Find every line in the records below that holds the word "name", and copy it out.

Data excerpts
--*--

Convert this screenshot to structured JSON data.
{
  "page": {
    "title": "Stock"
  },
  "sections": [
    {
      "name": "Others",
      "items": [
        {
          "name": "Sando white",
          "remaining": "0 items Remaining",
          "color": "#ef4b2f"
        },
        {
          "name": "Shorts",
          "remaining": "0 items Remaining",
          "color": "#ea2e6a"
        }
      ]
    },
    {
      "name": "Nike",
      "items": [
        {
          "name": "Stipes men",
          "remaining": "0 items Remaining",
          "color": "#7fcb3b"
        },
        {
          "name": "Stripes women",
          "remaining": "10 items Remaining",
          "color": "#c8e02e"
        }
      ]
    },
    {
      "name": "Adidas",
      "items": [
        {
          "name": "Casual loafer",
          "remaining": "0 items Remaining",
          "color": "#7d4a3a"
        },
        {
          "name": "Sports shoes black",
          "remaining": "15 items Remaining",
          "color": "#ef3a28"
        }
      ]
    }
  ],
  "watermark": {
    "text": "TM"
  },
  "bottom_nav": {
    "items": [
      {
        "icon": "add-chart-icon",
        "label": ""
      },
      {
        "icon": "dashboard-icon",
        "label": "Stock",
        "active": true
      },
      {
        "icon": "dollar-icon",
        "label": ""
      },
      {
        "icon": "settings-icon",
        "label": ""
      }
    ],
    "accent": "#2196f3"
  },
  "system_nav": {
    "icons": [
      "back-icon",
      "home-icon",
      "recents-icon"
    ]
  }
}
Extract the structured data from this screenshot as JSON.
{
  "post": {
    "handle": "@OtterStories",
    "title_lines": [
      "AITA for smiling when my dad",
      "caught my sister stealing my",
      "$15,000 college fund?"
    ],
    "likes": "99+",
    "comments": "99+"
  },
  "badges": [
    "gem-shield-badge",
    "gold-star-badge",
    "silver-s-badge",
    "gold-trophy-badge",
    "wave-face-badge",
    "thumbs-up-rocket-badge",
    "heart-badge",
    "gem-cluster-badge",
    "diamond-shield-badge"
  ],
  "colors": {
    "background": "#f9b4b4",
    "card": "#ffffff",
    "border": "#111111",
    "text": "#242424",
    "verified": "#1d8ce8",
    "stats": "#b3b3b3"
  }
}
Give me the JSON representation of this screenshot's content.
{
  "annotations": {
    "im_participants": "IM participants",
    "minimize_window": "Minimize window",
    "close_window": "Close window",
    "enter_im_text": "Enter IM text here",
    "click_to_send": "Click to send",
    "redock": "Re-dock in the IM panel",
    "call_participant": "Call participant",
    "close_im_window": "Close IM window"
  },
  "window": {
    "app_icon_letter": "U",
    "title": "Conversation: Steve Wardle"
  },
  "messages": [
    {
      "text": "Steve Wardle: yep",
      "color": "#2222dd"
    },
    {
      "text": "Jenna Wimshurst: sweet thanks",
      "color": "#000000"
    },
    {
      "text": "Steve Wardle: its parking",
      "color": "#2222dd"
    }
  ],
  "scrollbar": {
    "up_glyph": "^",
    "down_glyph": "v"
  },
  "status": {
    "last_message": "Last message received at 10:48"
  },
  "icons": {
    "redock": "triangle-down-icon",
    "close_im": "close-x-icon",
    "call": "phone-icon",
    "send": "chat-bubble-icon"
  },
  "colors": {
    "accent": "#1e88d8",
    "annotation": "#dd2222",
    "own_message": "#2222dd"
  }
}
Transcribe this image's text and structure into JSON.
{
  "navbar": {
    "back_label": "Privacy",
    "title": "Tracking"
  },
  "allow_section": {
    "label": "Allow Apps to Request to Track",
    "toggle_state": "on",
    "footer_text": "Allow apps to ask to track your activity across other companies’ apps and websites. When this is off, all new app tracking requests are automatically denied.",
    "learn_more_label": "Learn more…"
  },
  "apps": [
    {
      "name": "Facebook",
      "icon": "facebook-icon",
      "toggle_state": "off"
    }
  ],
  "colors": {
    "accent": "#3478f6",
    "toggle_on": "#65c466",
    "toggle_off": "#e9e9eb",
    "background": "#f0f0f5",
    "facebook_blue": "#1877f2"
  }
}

--*--

* **EXPECTED ANSWER**:
      "name": "Others",
          "name": "Sando white",
          "name": "Shorts",
      "name": "Nike",
          "name": "Stipes men",
          "name": "Stripes women",
      "name": "Adidas",
          "name": "Casual loafer",
          "name": "Sports shoes black",
      "name": "Facebook",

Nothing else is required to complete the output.